▸ Instructions to follow: Make an exact copy of the records, with the images left out.

(Data records)
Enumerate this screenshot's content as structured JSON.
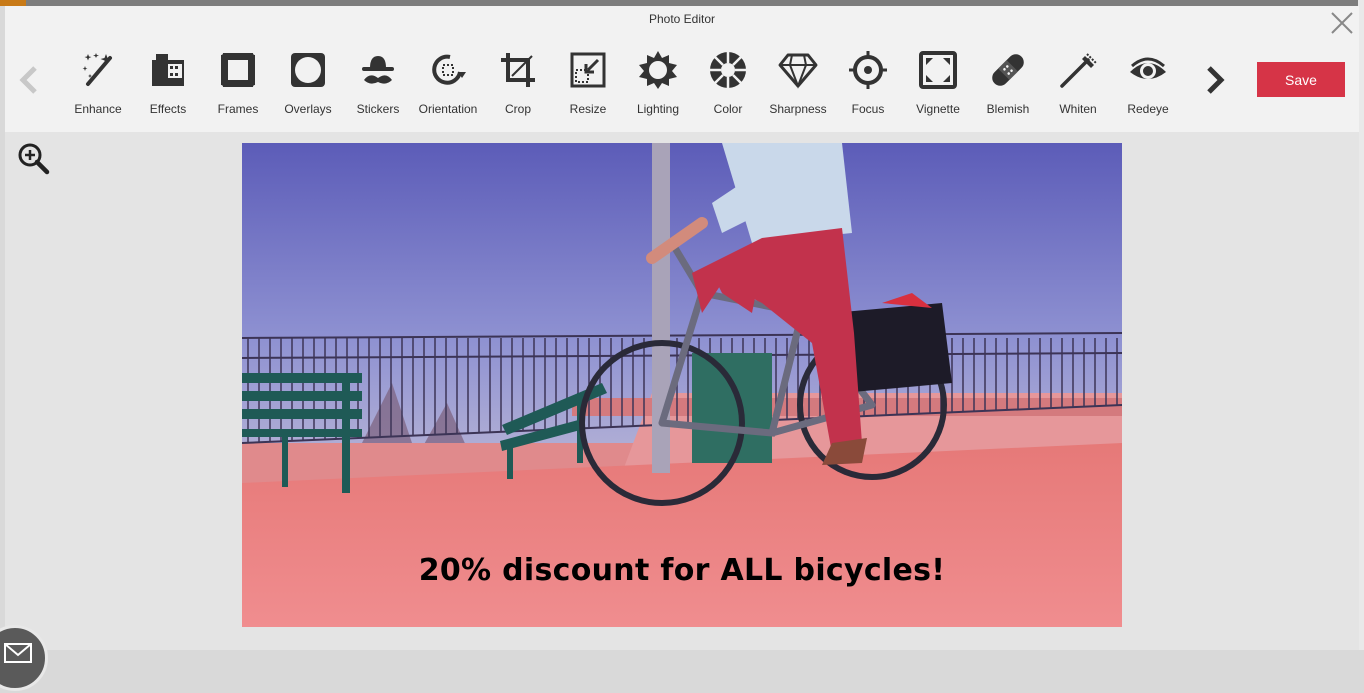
{
  "window": {
    "title": "Photo Editor"
  },
  "toolbar": {
    "tools": [
      {
        "label": "Enhance",
        "icon": "magic-wand-icon"
      },
      {
        "label": "Effects",
        "icon": "film-icon"
      },
      {
        "label": "Frames",
        "icon": "frame-icon"
      },
      {
        "label": "Overlays",
        "icon": "overlay-icon"
      },
      {
        "label": "Stickers",
        "icon": "hat-mustache-icon"
      },
      {
        "label": "Orientation",
        "icon": "rotate-icon"
      },
      {
        "label": "Crop",
        "icon": "crop-icon"
      },
      {
        "label": "Resize",
        "icon": "resize-icon"
      },
      {
        "label": "Lighting",
        "icon": "sun-icon"
      },
      {
        "label": "Color",
        "icon": "color-wheel-icon"
      },
      {
        "label": "Sharpness",
        "icon": "diamond-icon"
      },
      {
        "label": "Focus",
        "icon": "crosshair-icon"
      },
      {
        "label": "Vignette",
        "icon": "vignette-icon"
      },
      {
        "label": "Blemish",
        "icon": "bandage-icon"
      },
      {
        "label": "Whiten",
        "icon": "toothbrush-icon"
      },
      {
        "label": "Redeye",
        "icon": "eye-icon"
      }
    ],
    "save_label": "Save"
  },
  "canvas": {
    "caption": "20% discount for ALL bicycles!"
  },
  "colors": {
    "accent": "#d63447",
    "toolbar_bg": "#f2f2f2",
    "canvas_bg": "#e4e4e4",
    "icon": "#333333"
  }
}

▸ Solution to this exercise:
Enumerate this screenshot's content as structured JSON.
{
  "window": {
    "title": "Photo Editor"
  },
  "toolbar": {
    "tools": [
      {
        "label": "Enhance",
        "icon": "magic-wand-icon"
      },
      {
        "label": "Effects",
        "icon": "film-icon"
      },
      {
        "label": "Frames",
        "icon": "frame-icon"
      },
      {
        "label": "Overlays",
        "icon": "overlay-icon"
      },
      {
        "label": "Stickers",
        "icon": "hat-mustache-icon"
      },
      {
        "label": "Orientation",
        "icon": "rotate-icon"
      },
      {
        "label": "Crop",
        "icon": "crop-icon"
      },
      {
        "label": "Resize",
        "icon": "resize-icon"
      },
      {
        "label": "Lighting",
        "icon": "sun-icon"
      },
      {
        "label": "Color",
        "icon": "color-wheel-icon"
      },
      {
        "label": "Sharpness",
        "icon": "diamond-icon"
      },
      {
        "label": "Focus",
        "icon": "crosshair-icon"
      },
      {
        "label": "Vignette",
        "icon": "vignette-icon"
      },
      {
        "label": "Blemish",
        "icon": "bandage-icon"
      },
      {
        "label": "Whiten",
        "icon": "toothbrush-icon"
      },
      {
        "label": "Redeye",
        "icon": "eye-icon"
      }
    ],
    "save_label": "Save"
  },
  "canvas": {
    "caption": "20% discount for ALL bicycles!"
  },
  "colors": {
    "accent": "#d63447",
    "toolbar_bg": "#f2f2f2",
    "canvas_bg": "#e4e4e4",
    "icon": "#333333"
  }
}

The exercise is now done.